### Supplied entries ###
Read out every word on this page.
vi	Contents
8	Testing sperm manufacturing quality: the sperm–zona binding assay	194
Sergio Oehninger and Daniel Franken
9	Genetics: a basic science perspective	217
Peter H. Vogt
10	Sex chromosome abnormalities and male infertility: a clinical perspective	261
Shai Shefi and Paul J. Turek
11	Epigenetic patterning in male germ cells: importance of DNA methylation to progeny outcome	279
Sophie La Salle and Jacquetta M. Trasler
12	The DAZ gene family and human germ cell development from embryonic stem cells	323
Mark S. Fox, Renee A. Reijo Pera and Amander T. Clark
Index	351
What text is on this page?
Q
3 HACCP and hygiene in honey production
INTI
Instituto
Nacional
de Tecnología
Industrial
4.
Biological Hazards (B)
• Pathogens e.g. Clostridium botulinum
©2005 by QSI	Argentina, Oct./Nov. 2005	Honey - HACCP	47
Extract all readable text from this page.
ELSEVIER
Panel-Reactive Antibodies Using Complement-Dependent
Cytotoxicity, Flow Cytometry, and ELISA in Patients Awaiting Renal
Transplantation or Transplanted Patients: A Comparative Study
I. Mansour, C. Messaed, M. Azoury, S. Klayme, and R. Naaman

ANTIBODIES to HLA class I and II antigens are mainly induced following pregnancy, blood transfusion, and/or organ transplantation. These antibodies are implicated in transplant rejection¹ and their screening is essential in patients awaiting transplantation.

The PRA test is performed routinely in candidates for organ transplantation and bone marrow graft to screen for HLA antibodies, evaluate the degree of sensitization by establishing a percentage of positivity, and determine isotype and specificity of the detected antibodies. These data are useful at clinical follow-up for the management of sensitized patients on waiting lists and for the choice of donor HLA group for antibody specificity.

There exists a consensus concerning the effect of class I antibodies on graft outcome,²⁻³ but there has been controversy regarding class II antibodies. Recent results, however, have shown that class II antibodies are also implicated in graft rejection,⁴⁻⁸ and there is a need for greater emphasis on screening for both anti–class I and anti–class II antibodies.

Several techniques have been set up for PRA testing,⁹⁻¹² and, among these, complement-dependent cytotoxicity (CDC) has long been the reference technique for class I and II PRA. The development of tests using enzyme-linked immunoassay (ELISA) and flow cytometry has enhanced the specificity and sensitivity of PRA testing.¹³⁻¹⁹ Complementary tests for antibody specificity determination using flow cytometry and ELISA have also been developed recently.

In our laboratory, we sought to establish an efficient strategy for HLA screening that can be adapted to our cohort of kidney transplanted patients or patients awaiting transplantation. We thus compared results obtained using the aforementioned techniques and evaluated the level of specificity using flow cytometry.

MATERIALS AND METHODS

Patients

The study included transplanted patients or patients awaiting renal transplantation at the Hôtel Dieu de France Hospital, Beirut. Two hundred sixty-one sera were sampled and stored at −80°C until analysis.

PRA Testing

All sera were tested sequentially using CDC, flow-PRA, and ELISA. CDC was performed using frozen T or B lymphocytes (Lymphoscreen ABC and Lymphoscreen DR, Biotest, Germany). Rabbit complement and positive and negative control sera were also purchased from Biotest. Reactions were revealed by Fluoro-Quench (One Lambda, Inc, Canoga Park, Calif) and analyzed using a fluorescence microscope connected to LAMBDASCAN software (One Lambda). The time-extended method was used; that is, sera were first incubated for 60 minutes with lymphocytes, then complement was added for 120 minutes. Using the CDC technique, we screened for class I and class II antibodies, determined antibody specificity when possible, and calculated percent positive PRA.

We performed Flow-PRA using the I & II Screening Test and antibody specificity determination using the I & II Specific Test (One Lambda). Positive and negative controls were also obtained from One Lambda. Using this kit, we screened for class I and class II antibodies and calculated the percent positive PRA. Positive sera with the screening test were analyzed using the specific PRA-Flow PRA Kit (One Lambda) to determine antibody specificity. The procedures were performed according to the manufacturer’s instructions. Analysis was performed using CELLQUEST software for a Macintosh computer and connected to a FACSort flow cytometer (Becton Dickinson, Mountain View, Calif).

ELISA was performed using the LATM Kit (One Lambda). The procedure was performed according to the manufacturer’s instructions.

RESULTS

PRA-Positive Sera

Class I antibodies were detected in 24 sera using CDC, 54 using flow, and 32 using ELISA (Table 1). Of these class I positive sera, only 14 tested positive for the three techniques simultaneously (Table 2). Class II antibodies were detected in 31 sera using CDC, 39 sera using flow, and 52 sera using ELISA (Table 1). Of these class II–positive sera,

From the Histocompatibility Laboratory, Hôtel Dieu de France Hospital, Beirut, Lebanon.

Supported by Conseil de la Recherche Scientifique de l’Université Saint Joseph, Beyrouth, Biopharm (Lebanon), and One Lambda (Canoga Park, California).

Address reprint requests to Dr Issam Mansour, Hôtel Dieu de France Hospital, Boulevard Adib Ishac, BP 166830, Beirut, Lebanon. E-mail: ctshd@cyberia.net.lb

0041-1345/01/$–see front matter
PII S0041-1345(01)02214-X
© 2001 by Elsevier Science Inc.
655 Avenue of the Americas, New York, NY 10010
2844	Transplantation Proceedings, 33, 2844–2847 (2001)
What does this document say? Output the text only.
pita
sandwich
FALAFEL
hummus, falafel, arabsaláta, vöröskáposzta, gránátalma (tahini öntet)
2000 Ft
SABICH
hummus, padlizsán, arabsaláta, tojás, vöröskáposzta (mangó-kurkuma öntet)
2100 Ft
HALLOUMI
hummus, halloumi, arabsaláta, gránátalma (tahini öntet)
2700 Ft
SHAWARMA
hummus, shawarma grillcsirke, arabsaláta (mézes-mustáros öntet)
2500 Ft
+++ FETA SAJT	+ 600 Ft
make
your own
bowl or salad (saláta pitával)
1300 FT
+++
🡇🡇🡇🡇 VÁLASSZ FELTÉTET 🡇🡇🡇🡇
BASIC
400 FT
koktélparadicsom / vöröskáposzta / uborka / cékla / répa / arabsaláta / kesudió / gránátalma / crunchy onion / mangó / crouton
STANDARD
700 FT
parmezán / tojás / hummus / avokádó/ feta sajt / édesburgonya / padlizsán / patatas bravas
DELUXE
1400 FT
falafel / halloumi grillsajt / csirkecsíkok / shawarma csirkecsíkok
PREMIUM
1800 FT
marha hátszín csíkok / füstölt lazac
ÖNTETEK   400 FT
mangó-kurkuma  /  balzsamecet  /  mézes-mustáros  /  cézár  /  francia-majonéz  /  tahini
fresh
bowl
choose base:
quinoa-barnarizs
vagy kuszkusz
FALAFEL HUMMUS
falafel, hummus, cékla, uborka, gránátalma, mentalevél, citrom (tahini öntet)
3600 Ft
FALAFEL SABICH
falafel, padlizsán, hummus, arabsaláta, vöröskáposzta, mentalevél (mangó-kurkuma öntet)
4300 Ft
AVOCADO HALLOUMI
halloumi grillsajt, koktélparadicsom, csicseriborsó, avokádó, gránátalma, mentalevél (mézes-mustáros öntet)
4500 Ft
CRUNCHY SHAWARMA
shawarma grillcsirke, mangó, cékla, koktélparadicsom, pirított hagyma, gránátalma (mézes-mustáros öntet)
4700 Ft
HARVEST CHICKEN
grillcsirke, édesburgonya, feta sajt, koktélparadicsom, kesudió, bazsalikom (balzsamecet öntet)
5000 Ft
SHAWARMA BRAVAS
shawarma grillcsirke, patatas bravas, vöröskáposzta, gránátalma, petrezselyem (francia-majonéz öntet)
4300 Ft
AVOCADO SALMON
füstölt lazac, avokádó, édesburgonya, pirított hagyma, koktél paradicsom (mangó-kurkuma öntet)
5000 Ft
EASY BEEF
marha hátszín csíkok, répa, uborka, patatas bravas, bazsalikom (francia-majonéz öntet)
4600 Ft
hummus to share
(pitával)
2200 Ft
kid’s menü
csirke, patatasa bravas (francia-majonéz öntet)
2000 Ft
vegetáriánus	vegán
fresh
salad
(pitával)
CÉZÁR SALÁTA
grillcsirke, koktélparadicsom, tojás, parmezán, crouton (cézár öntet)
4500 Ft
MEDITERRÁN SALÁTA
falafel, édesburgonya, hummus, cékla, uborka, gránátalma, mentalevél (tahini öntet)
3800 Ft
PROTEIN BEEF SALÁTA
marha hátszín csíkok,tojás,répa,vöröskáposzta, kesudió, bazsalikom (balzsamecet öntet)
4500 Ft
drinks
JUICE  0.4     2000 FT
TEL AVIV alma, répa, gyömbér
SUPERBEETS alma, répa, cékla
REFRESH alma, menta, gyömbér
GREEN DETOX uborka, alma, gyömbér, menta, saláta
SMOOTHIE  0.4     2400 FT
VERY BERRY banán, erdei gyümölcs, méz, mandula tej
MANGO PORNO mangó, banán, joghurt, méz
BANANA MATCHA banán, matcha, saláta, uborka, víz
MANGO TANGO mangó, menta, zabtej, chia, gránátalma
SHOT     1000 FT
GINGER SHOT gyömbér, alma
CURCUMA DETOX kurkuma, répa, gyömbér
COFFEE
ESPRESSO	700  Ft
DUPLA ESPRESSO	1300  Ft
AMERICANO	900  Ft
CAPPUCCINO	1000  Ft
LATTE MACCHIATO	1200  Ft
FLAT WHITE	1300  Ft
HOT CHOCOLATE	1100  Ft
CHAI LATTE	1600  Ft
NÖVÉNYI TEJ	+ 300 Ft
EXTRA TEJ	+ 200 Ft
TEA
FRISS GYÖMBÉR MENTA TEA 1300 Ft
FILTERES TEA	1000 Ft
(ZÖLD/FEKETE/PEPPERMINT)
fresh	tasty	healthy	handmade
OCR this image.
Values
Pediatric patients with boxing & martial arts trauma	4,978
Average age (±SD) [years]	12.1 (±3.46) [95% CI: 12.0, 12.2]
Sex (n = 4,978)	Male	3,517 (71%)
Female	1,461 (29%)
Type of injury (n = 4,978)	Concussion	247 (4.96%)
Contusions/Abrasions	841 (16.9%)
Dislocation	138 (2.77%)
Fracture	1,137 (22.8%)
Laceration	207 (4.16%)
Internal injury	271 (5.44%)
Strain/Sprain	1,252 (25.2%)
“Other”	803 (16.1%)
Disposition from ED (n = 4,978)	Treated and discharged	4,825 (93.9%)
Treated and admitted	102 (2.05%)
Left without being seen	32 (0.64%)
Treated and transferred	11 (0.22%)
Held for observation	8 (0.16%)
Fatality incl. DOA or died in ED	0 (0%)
###
Your reply should hold every line from the data that contains "MANGO", copied in full.

◆ Exercise result:
MANGO PORNO mangó, banán, joghurt, méz
MANGO TANGO mangó, menta, zabtej, chia, gránátalma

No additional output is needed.